Goal of the exercise
Return all entries word for word, but drop any images.
_ _ _ _ _ _ _
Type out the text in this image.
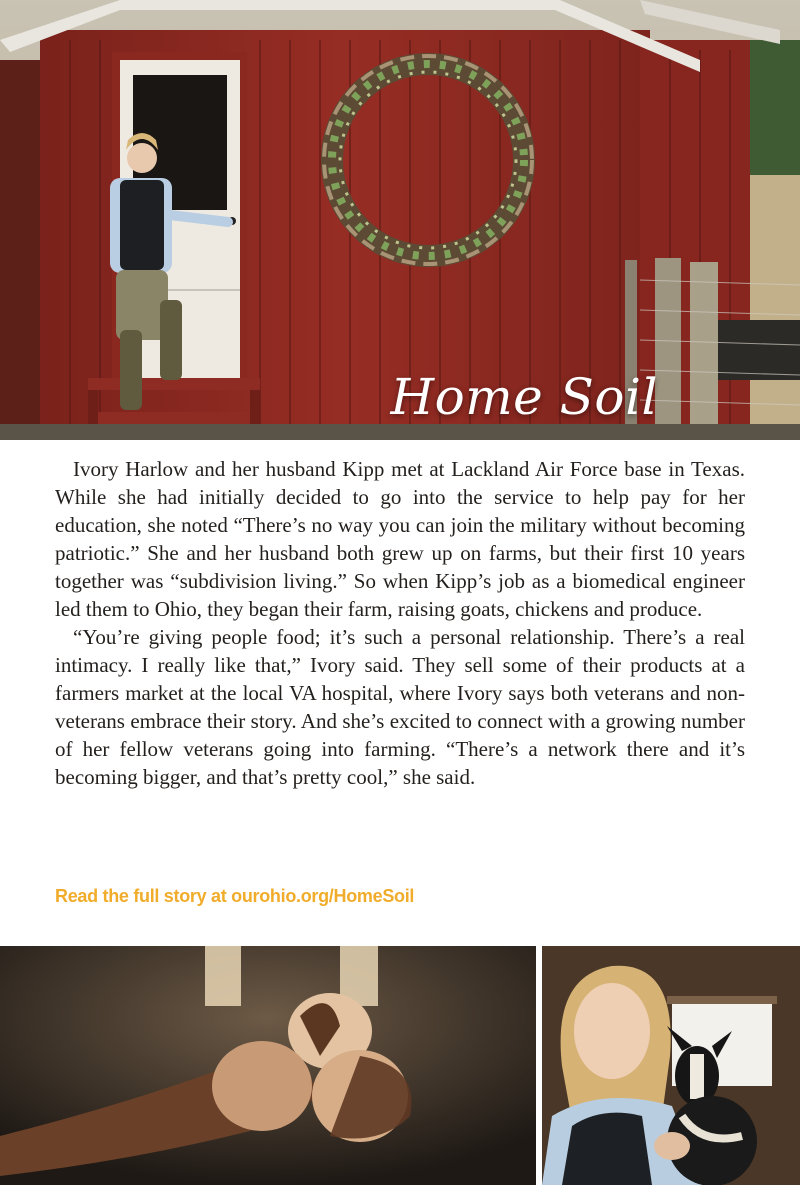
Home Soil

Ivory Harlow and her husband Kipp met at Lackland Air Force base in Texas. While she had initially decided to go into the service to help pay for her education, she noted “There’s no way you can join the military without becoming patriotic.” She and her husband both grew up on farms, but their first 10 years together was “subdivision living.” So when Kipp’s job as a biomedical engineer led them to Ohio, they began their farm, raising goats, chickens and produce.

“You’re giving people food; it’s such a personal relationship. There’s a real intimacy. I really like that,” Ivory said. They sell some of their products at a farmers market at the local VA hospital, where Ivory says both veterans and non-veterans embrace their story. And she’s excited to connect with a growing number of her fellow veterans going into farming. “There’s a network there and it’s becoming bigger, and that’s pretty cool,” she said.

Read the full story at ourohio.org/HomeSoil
_ _ _ _ _ _ _
Written solution
Type out the text in this image.
Home Soil

Ivory Harlow and her husband Kipp met at Lackland Air Force base in Texas. While she had initially decided to go into the service to help pay for her education, she noted “There’s no way you can join the military without becoming patriotic.” She and her husband both grew up on farms, but their first 10 years together was “subdivision living.” So when Kipp’s job as a biomedical engineer led them to Ohio, they began their farm, raising goats, chickens and produce.

“You’re giving people food; it’s such a personal relationship. There’s a real intimacy. I really like that,” Ivory said. They sell some of their products at a farmers market at the local VA hospital, where Ivory says both veterans and non-veterans embrace their story. And she’s excited to connect with a growing number of her fellow veterans going into farming. “There’s a network there and it’s becoming bigger, and that’s pretty cool,” she said.

Read the full story at ourohio.org/HomeSoil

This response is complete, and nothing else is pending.